▶ _Aim of the exercise_
Pick out all lines with the word "информационного" from the records that follow.

▶ _Material_
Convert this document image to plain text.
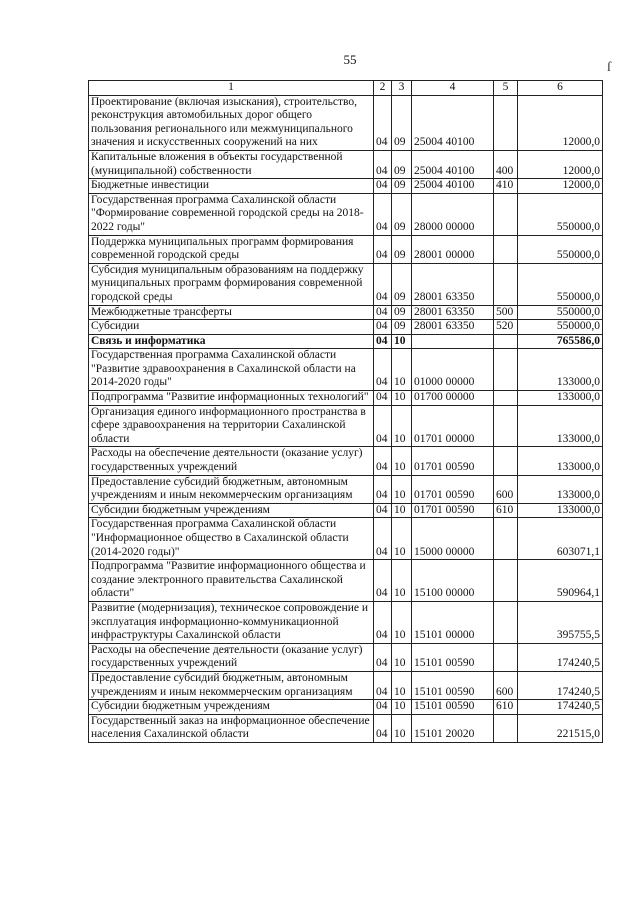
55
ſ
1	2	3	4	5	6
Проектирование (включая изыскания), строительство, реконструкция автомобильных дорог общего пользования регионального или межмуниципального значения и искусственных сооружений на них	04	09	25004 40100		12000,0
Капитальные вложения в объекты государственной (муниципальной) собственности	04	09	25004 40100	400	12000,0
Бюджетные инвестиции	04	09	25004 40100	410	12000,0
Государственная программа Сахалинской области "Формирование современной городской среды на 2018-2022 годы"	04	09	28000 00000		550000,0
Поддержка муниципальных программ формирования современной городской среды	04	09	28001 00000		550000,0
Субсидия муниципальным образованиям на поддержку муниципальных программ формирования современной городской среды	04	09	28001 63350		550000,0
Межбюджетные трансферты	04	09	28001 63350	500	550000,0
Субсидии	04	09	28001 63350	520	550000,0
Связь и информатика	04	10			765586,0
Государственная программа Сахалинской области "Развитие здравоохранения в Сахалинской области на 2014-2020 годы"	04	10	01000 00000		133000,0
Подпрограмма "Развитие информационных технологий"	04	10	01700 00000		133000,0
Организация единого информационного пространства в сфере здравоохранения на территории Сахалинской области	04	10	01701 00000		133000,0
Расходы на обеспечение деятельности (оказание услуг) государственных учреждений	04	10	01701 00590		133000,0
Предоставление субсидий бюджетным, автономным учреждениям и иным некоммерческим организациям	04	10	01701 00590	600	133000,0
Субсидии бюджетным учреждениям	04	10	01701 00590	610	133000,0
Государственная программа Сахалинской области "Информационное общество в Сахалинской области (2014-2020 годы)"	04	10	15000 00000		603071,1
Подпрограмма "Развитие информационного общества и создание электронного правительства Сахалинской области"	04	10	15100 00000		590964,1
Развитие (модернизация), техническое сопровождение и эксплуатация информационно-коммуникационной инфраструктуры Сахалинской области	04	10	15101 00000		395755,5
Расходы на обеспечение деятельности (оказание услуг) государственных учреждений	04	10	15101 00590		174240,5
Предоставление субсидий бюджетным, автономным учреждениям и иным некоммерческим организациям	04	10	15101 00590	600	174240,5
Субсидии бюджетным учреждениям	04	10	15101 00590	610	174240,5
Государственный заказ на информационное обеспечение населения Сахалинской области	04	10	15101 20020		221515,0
--
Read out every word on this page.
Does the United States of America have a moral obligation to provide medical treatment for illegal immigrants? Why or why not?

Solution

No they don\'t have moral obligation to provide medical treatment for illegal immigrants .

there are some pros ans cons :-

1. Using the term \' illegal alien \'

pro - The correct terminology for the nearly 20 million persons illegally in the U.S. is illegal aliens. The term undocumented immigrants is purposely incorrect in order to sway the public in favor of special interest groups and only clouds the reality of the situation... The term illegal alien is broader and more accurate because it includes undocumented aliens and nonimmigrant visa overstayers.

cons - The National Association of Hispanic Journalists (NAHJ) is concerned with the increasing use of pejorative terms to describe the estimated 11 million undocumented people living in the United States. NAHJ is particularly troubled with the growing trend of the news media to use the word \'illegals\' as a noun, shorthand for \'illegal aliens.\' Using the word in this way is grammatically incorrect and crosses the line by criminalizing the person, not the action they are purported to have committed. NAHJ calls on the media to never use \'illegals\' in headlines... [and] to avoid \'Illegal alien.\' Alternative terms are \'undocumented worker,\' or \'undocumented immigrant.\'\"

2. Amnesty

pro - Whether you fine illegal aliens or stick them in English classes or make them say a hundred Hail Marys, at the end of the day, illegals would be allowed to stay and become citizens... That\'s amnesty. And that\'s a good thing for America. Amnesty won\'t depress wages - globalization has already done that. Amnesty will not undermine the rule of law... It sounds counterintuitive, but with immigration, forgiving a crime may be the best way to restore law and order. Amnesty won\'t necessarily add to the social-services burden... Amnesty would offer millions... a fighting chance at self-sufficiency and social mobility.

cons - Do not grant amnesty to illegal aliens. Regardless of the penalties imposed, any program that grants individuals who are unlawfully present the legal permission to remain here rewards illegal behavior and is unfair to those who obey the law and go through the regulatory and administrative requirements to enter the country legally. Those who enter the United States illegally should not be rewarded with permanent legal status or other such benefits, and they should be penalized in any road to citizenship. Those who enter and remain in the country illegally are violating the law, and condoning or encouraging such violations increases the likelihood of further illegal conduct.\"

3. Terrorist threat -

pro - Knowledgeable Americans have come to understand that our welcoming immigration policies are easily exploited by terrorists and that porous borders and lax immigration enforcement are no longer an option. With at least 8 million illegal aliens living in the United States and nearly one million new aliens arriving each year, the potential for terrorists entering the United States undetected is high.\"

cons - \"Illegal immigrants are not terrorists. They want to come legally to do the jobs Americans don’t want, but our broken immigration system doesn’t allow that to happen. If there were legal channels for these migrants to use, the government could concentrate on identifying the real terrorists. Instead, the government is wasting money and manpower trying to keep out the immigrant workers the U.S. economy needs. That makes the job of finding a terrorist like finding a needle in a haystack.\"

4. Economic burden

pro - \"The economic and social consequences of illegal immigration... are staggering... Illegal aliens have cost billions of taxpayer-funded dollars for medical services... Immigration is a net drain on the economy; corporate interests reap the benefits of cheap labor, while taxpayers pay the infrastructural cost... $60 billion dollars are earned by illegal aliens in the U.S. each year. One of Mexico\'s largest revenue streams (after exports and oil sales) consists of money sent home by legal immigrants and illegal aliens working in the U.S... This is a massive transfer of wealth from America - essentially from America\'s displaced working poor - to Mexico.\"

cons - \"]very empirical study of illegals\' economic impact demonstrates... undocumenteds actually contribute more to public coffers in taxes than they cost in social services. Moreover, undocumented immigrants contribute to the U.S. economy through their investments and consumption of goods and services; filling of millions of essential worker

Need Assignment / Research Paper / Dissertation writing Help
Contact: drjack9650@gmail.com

▶ _Response to this task_
Организация единого информационного пространства в сфере здравоохранения на территории Сахалинской области	04	10	01701 00000		133000,0
Подпрограмма "Развитие информационного общества и создание электронного правительства Сахалинской области"	04	10	15100 00000		590964,1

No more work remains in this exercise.